» RECORDED DATA
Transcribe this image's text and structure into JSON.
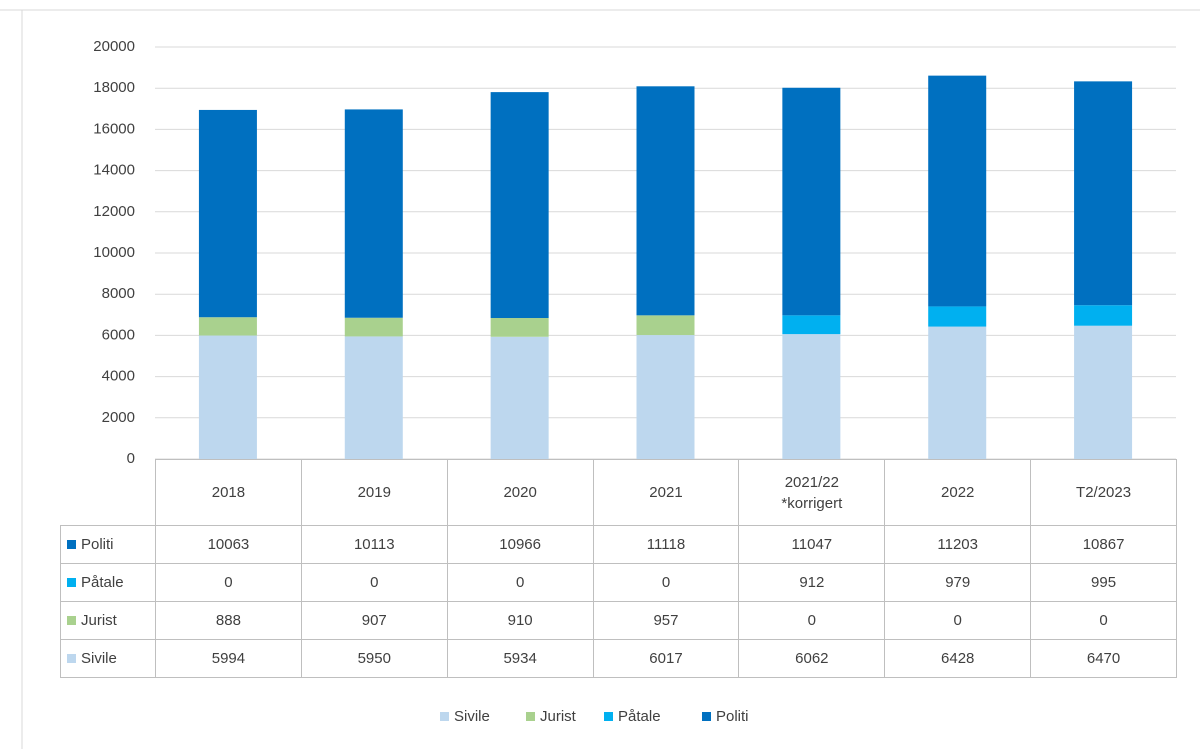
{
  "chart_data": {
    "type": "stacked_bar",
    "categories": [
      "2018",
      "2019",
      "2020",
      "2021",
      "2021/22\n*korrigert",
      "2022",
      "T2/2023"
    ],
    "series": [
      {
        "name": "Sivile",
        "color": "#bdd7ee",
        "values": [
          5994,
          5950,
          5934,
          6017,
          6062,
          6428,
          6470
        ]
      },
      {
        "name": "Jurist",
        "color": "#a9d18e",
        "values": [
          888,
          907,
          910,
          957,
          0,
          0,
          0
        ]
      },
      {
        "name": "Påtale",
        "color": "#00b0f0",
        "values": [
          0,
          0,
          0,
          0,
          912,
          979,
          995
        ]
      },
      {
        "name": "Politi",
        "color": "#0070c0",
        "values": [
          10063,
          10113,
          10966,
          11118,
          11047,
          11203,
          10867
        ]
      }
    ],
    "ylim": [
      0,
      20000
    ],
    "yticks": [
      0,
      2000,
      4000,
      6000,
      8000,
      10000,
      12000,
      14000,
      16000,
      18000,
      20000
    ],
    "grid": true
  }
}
---
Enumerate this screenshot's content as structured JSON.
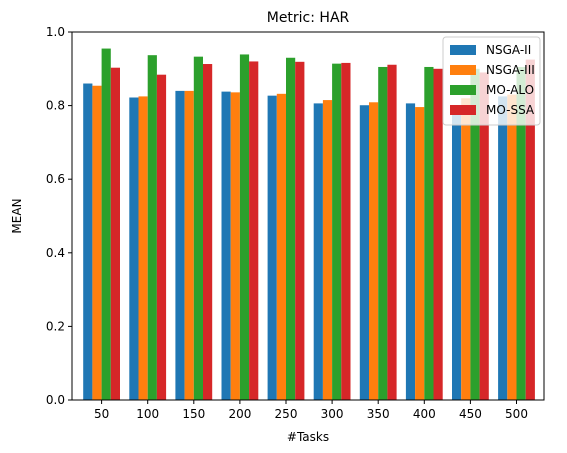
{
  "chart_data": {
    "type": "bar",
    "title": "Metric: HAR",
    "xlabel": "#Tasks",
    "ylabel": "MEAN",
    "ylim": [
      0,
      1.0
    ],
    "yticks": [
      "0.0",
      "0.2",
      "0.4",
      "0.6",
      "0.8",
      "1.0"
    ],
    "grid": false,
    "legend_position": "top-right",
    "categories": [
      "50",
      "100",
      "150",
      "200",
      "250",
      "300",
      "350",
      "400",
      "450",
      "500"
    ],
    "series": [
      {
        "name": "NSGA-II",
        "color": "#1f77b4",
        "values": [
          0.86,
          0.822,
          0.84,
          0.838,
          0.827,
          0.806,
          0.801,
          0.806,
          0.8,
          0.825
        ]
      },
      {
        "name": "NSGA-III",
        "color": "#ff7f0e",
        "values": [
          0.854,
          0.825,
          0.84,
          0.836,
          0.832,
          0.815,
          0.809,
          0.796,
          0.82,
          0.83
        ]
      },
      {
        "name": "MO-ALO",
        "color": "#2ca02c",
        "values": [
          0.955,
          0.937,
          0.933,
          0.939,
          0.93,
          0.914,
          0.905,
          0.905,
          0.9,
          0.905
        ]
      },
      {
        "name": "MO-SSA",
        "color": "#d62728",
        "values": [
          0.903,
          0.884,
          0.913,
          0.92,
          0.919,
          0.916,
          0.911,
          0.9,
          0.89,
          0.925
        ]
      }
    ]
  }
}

» WHAT YOU SHOULD DO
Check the data for the word "JSON" and pull out the lines that have it.

» RESPONSE
Transcribe this image's text and structure into JSON.
Enumerate this screenshot's content as structured JSON.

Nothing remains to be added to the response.